- _RECORDED DATA_:
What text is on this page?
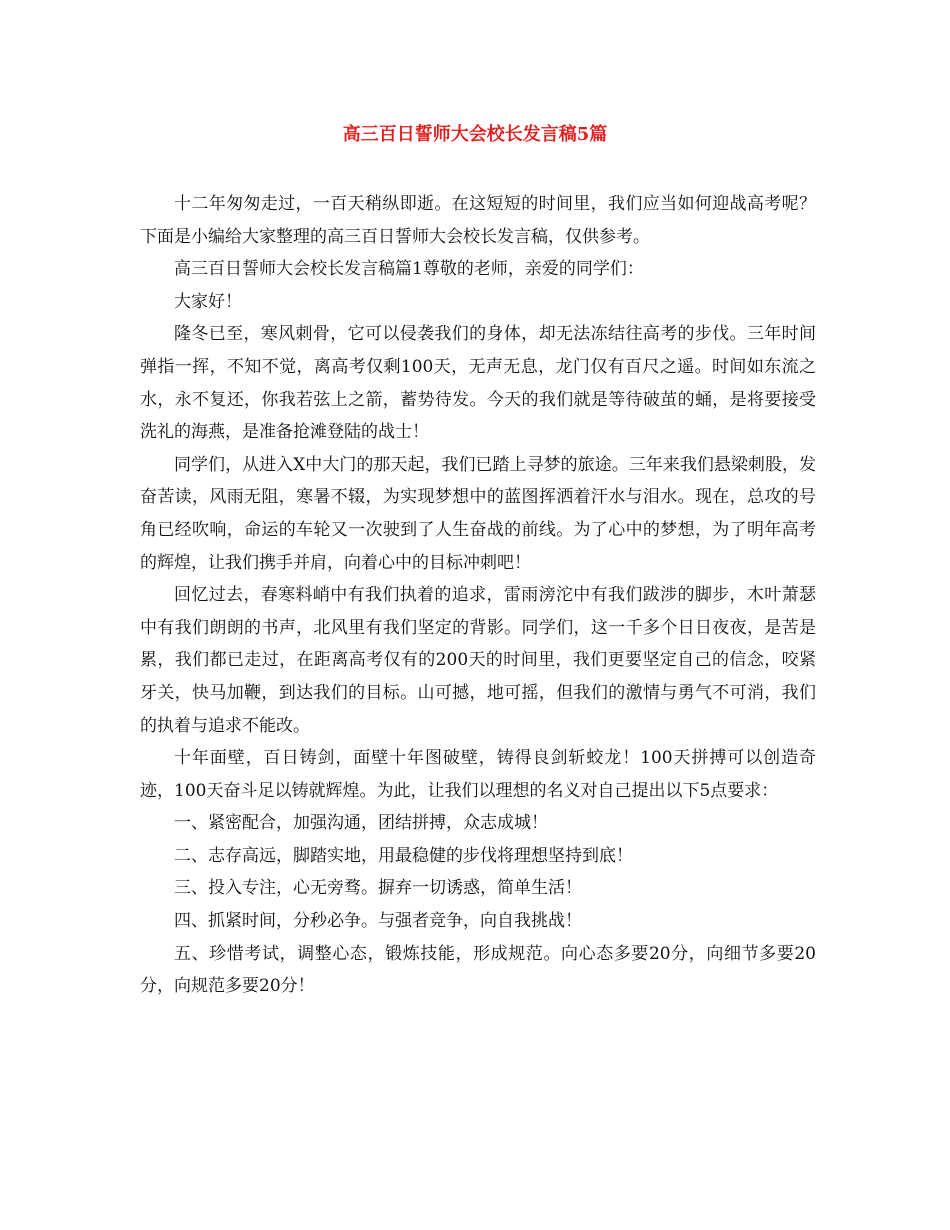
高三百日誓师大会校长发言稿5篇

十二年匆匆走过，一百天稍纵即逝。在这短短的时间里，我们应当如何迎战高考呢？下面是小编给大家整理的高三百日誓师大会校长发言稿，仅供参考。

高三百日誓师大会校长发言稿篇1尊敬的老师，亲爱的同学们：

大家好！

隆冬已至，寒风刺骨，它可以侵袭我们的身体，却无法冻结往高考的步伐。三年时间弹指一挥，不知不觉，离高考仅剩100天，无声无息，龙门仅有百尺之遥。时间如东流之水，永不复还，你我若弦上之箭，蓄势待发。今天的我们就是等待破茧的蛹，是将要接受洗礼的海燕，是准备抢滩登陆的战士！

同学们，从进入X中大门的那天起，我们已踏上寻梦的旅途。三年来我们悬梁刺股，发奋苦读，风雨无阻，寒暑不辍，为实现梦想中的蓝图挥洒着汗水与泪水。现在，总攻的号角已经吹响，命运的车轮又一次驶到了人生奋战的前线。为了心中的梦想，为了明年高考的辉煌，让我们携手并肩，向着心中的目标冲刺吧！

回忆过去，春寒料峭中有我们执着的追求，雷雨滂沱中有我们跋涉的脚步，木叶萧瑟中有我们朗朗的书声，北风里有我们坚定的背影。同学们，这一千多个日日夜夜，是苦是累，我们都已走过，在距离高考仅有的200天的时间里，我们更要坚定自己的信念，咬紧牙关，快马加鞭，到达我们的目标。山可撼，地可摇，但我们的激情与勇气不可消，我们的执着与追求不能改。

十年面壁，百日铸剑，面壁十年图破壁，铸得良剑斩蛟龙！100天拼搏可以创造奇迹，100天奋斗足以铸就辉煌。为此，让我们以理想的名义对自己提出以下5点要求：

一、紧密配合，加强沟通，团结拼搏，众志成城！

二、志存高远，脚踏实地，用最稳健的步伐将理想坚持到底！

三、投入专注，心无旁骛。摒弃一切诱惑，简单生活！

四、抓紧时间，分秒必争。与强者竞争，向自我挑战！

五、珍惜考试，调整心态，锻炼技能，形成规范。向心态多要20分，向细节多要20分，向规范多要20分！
==
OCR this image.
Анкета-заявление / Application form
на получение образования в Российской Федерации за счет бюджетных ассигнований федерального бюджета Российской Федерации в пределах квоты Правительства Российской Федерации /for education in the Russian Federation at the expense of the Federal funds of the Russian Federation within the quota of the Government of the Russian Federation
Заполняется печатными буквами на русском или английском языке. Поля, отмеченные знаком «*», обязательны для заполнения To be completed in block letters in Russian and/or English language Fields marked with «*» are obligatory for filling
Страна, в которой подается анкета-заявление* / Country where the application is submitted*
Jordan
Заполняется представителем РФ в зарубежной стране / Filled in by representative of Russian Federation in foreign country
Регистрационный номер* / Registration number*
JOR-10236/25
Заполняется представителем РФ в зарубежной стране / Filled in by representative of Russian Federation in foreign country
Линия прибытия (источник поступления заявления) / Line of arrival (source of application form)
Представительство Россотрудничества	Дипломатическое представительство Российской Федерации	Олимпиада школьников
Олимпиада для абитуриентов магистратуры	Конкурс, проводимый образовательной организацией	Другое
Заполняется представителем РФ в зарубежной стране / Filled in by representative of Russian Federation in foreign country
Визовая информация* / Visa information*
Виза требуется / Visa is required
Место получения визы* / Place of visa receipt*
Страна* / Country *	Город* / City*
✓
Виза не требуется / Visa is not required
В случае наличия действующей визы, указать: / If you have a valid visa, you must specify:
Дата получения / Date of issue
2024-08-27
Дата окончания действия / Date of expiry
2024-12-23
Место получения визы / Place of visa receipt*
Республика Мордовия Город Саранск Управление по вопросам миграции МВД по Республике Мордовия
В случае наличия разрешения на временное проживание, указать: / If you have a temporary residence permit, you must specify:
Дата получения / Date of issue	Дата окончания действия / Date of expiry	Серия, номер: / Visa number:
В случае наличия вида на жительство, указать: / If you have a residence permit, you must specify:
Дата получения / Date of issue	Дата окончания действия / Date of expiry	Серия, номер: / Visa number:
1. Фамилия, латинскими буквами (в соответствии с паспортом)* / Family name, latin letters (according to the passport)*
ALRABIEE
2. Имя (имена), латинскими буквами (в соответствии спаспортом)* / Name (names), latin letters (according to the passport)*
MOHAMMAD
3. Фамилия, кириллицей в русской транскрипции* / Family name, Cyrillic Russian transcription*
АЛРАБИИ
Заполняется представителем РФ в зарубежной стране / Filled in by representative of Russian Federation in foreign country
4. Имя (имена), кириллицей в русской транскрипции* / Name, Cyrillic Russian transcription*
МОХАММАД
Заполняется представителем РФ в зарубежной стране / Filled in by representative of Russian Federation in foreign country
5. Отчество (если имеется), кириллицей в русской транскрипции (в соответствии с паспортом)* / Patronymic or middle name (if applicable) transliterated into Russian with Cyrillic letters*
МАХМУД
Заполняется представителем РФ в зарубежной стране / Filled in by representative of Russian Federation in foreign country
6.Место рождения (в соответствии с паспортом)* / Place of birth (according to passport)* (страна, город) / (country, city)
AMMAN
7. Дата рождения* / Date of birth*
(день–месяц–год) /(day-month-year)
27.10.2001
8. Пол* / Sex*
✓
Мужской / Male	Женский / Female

- _STATED TASK_:
Point out every line holding the string "transcription" and copy it.

- _SOLUTION FOR THIS PROBLEM_:
3. Фамилия, кириллицей в русской транскрипции* / Family name, Cyrillic Russian transcription*
4. Имя (имена), кириллицей в русской транскрипции* / Name, Cyrillic Russian transcription*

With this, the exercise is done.